▸ **What this task involves**:
From the first line through the line that contains "passage-line: 给地球降温。美国物理学家洛厄尔·伍德有一个同特勒的设想一样离奇的计划: —", give each line as one string in a JSON list, leaving out blank lines.

==============================

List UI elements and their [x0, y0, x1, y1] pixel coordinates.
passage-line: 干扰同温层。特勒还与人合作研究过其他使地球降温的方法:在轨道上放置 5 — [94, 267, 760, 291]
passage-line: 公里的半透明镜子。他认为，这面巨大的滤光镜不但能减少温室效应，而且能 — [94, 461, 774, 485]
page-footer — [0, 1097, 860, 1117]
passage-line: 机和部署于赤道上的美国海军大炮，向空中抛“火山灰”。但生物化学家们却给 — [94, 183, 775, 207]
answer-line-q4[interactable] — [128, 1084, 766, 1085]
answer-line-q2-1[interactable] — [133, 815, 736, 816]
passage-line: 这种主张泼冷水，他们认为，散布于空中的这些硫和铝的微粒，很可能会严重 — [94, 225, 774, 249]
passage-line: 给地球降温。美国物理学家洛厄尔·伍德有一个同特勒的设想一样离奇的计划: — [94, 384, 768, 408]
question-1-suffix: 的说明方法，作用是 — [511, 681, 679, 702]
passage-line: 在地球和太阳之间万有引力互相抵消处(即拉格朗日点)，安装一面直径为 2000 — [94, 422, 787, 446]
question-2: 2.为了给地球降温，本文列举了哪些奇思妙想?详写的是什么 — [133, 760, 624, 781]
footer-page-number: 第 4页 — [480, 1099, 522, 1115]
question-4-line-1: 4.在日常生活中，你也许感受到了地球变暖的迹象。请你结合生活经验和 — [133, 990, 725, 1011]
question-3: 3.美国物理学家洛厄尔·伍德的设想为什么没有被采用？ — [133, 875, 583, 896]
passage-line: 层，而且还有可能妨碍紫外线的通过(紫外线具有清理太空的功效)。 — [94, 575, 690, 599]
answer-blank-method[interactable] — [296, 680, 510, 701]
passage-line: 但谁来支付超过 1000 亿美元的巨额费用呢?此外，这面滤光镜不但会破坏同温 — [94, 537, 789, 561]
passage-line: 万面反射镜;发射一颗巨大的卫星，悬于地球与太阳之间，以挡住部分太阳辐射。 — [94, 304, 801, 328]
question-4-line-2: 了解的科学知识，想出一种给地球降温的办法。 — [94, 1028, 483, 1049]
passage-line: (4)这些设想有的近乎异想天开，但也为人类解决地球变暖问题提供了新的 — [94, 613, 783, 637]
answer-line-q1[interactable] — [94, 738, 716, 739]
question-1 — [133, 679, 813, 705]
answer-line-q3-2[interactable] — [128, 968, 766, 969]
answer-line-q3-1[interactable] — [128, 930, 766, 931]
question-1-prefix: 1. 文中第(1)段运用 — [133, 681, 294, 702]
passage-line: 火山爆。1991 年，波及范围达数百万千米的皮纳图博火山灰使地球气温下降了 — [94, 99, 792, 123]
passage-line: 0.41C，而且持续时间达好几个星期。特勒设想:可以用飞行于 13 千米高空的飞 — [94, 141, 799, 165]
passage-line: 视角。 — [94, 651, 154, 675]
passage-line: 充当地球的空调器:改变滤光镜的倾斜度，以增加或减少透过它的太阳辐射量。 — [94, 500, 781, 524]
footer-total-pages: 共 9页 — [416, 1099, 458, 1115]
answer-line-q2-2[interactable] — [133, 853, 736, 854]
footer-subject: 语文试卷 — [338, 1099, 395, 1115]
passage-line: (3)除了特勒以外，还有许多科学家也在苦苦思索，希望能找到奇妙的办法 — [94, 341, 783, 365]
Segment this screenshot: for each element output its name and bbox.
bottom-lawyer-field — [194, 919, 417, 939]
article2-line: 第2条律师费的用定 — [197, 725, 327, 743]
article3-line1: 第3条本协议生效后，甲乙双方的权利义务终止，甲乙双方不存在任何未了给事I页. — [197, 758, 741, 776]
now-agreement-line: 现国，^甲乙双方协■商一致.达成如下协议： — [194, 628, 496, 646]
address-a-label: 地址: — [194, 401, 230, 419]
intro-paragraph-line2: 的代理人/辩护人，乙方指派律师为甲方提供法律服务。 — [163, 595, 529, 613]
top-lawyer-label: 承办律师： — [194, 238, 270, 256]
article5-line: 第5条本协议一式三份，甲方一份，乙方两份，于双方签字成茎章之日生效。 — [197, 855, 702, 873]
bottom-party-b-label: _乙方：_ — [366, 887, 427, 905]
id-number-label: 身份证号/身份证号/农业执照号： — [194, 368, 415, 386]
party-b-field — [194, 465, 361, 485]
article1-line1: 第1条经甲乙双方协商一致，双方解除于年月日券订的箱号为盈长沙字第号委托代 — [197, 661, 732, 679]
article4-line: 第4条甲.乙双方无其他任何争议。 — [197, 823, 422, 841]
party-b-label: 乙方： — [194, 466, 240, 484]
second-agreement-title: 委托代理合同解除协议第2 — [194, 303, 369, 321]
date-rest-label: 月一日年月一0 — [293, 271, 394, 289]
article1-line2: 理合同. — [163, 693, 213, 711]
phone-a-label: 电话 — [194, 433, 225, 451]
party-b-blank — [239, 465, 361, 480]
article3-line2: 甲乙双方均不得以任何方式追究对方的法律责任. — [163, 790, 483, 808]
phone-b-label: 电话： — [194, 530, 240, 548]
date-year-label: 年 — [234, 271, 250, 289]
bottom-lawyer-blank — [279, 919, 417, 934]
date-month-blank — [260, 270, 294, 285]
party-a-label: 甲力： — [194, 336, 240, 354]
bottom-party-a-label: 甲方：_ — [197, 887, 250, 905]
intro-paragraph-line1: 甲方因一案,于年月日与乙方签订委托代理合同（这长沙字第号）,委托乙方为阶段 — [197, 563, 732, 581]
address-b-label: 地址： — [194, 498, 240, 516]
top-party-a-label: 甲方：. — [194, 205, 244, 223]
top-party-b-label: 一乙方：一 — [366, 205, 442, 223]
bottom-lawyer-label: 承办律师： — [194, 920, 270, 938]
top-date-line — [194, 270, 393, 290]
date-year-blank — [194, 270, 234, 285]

==============================

▸ **Finished exercise**:
[
  "List UI elements and their [x0, y0, x1, y1] pixel coordinates.",
  "passage-line: 干扰同温层。特勒还与人合作研究过其他使地球降温的方法:在轨道上放置 5 — [94, 267, 760, 291]",
  "passage-line: 公里的半透明镜子。他认为，这面巨大的滤光镜不但能减少温室效应，而且能 — [94, 461, 774, 485]",
  "page-footer — [0, 1097, 860, 1117]",
  "passage-line: 机和部署于赤道上的美国海军大炮，向空中抛“火山灰”。但生物化学家们却给 — [94, 183, 775, 207]",
  "answer-line-q4[interactable] — [128, 1084, 766, 1085]",
  "answer-line-q2-1[interactable] — [133, 815, 736, 816]",
  "passage-line: 这种主张泼冷水，他们认为，散布于空中的这些硫和铝的微粒，很可能会严重 — [94, 225, 774, 249]",
  "passage-line: 给地球降温。美国物理学家洛厄尔·伍德有一个同特勒的设想一样离奇的计划: — [94, 384, 768, 408]"
]